> _Task goal_
Count the lines of the listing below where "including" shows up, and please answer with that number only.

Information shown: Begin

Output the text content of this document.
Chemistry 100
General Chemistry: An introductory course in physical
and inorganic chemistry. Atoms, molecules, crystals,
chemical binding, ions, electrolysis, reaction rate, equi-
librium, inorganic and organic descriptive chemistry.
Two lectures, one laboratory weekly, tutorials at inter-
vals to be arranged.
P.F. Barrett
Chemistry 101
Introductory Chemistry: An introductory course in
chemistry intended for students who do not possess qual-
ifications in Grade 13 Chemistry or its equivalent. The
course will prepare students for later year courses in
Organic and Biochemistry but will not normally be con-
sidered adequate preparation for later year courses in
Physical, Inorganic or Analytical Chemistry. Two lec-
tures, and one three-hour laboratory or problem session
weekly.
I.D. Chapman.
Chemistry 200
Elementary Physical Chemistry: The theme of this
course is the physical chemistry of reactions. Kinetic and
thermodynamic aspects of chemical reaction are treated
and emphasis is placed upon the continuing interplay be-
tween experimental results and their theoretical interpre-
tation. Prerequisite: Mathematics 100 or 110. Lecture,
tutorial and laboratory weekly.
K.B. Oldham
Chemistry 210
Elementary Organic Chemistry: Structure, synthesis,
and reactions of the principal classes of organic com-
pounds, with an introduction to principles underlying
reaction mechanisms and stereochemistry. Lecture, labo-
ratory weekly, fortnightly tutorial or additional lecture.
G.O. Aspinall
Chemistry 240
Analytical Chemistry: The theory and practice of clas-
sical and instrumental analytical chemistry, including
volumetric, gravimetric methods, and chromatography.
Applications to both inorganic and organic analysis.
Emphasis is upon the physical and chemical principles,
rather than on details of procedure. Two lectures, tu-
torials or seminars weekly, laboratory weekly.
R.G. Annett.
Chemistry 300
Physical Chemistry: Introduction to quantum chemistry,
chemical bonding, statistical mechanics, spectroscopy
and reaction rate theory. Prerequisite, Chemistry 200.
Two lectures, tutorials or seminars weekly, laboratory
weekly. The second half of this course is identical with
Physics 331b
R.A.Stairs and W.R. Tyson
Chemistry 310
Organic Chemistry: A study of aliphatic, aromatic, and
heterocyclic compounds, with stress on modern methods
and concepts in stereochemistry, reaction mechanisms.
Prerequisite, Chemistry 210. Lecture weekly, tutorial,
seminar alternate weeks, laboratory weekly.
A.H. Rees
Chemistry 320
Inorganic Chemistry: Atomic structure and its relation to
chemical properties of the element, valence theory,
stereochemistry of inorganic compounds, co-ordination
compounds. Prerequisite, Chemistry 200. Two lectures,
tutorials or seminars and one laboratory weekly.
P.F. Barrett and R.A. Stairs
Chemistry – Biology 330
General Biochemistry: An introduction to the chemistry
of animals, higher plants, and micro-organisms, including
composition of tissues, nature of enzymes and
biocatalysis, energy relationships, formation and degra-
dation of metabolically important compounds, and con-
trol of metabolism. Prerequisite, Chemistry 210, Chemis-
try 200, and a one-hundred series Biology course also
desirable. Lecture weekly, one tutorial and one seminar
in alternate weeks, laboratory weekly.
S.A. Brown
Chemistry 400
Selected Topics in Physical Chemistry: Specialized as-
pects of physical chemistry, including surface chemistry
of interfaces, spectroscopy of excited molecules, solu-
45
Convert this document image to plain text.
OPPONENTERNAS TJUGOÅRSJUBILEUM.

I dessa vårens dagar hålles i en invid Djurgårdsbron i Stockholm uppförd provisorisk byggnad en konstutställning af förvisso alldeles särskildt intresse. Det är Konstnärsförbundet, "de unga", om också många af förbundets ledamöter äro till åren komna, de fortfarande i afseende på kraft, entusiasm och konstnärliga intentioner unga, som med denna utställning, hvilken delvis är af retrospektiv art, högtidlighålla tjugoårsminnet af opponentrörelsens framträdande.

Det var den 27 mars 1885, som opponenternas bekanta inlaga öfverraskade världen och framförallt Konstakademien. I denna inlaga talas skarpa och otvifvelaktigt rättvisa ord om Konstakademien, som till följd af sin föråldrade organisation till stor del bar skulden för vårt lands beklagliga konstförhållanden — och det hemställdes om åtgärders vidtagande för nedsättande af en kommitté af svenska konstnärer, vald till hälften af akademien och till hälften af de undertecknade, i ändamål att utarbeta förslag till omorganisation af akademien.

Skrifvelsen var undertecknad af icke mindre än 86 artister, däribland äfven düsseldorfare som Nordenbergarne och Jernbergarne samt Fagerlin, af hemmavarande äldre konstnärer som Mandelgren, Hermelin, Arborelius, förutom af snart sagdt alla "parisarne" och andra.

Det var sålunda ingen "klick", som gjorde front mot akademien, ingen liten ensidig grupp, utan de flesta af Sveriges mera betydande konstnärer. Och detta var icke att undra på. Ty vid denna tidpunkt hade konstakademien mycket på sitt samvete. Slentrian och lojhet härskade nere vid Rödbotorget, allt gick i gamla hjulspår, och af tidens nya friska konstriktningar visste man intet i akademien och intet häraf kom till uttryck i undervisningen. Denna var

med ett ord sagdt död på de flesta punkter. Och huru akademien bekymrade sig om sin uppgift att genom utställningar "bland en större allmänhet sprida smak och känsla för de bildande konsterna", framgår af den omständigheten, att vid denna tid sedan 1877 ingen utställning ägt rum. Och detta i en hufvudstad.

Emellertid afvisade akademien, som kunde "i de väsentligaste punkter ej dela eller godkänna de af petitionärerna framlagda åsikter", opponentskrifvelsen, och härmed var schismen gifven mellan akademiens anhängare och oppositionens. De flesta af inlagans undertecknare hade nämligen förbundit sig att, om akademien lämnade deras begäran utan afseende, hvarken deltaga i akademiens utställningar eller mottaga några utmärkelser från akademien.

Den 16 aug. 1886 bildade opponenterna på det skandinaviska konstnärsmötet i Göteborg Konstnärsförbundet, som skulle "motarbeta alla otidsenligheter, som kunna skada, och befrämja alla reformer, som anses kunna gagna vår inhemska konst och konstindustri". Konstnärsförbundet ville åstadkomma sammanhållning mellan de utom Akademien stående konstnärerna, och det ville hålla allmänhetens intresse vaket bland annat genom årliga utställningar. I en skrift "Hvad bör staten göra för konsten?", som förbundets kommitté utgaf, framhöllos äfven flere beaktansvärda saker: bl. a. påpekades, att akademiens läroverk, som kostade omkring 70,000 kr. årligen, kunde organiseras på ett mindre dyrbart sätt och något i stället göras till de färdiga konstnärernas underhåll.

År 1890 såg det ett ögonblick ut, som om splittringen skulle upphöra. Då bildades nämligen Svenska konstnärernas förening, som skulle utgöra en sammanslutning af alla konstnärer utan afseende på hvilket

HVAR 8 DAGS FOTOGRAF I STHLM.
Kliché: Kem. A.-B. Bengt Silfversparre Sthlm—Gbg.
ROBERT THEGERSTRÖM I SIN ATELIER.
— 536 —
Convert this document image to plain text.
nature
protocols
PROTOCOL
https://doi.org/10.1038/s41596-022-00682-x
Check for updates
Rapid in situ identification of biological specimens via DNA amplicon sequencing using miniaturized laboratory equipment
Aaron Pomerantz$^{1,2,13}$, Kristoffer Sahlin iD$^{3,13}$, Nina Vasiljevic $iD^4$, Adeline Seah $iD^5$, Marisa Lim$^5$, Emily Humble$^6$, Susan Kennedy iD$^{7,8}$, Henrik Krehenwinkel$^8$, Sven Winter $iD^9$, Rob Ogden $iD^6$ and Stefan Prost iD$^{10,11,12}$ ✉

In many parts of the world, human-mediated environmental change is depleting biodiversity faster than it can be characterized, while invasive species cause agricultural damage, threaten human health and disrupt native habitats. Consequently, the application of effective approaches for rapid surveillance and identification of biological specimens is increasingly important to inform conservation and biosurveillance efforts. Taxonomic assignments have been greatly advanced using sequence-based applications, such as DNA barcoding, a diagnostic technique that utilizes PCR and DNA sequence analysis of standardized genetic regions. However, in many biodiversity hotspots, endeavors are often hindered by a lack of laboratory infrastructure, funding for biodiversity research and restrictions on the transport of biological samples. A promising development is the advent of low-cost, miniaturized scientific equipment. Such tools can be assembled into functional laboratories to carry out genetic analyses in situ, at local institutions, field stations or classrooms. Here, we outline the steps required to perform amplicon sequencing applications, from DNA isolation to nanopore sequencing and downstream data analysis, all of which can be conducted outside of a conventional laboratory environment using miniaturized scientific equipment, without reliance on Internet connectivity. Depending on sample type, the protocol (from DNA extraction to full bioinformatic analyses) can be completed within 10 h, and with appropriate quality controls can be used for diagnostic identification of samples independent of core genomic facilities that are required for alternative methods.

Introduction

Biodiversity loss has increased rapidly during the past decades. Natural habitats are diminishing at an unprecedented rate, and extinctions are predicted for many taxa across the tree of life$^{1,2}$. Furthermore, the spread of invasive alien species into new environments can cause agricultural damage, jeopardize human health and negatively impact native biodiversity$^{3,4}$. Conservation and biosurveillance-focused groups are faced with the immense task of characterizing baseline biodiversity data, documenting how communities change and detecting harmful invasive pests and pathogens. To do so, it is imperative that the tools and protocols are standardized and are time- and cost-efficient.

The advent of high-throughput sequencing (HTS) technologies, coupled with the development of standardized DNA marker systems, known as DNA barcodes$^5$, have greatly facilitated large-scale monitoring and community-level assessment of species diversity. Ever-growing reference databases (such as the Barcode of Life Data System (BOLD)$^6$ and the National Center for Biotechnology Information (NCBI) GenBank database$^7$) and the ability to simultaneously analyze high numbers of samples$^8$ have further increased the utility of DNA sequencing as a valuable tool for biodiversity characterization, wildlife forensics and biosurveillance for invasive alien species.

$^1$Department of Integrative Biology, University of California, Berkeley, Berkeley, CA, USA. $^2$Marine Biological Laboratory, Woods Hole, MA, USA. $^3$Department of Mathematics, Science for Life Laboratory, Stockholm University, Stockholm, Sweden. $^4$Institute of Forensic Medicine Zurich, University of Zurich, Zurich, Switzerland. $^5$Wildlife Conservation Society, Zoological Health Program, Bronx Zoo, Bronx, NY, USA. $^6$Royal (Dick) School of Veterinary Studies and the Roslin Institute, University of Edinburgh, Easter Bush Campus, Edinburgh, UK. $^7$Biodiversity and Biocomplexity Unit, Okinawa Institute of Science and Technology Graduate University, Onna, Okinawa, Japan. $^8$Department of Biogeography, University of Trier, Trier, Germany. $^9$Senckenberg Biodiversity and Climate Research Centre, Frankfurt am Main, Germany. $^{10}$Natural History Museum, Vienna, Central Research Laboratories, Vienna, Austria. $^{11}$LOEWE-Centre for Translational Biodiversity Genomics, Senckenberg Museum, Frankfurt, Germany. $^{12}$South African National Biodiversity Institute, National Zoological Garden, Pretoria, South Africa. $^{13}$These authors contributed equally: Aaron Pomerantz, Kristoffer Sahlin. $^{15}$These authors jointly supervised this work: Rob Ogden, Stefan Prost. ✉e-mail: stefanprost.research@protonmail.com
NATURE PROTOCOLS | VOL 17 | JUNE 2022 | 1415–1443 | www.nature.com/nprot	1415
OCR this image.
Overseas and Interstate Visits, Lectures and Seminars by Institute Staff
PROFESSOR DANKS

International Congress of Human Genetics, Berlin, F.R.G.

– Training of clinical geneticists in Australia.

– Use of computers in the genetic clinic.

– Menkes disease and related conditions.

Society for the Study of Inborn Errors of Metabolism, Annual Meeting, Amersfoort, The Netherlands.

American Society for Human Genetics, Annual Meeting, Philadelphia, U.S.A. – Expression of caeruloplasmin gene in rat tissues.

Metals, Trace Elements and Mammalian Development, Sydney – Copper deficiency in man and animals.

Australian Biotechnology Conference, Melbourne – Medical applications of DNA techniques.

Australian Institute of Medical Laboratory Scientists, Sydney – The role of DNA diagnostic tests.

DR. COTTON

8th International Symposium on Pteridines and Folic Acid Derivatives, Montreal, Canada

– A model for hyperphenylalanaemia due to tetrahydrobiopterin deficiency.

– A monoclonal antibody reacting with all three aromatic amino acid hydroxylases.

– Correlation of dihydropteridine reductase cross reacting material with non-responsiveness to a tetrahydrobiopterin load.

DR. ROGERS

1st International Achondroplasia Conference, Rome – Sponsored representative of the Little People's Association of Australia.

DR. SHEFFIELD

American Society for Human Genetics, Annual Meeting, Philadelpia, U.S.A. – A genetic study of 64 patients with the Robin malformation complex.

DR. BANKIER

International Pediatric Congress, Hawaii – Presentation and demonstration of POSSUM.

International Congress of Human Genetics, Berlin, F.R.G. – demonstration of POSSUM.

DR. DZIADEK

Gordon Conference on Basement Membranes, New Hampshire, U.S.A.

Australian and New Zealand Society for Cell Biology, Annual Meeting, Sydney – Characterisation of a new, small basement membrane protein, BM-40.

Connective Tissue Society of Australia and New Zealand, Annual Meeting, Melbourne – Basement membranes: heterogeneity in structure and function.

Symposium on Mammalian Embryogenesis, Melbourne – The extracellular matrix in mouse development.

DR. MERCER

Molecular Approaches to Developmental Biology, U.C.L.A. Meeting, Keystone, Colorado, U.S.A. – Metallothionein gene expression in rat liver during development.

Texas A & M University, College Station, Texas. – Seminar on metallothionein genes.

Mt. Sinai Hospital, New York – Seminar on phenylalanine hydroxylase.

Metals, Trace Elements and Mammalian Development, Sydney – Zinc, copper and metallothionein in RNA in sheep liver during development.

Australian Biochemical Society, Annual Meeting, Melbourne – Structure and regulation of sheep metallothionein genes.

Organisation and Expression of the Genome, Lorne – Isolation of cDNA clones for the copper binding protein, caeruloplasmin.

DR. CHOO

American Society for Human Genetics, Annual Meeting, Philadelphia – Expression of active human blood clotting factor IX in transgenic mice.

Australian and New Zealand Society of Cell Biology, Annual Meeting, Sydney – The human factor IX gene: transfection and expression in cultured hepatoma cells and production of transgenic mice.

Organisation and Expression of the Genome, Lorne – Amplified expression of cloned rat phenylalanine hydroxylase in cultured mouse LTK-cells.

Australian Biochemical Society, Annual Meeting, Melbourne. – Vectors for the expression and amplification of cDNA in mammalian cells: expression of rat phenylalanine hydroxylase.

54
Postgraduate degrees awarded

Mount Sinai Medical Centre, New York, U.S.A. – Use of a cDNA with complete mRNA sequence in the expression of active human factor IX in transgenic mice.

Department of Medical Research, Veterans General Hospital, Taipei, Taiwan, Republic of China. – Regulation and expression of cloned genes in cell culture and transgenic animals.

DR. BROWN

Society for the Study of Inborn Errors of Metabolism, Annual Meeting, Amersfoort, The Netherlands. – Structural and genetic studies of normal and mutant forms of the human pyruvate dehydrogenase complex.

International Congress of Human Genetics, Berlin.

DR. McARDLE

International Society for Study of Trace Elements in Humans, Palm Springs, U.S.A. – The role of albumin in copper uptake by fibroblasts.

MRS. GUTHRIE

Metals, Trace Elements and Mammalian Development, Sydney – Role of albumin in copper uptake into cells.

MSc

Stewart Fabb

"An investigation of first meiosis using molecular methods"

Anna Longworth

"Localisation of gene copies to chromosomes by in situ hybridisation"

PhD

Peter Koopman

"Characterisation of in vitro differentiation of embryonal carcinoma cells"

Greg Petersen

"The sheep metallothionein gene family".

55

Information shown: End

> _Answer space_
3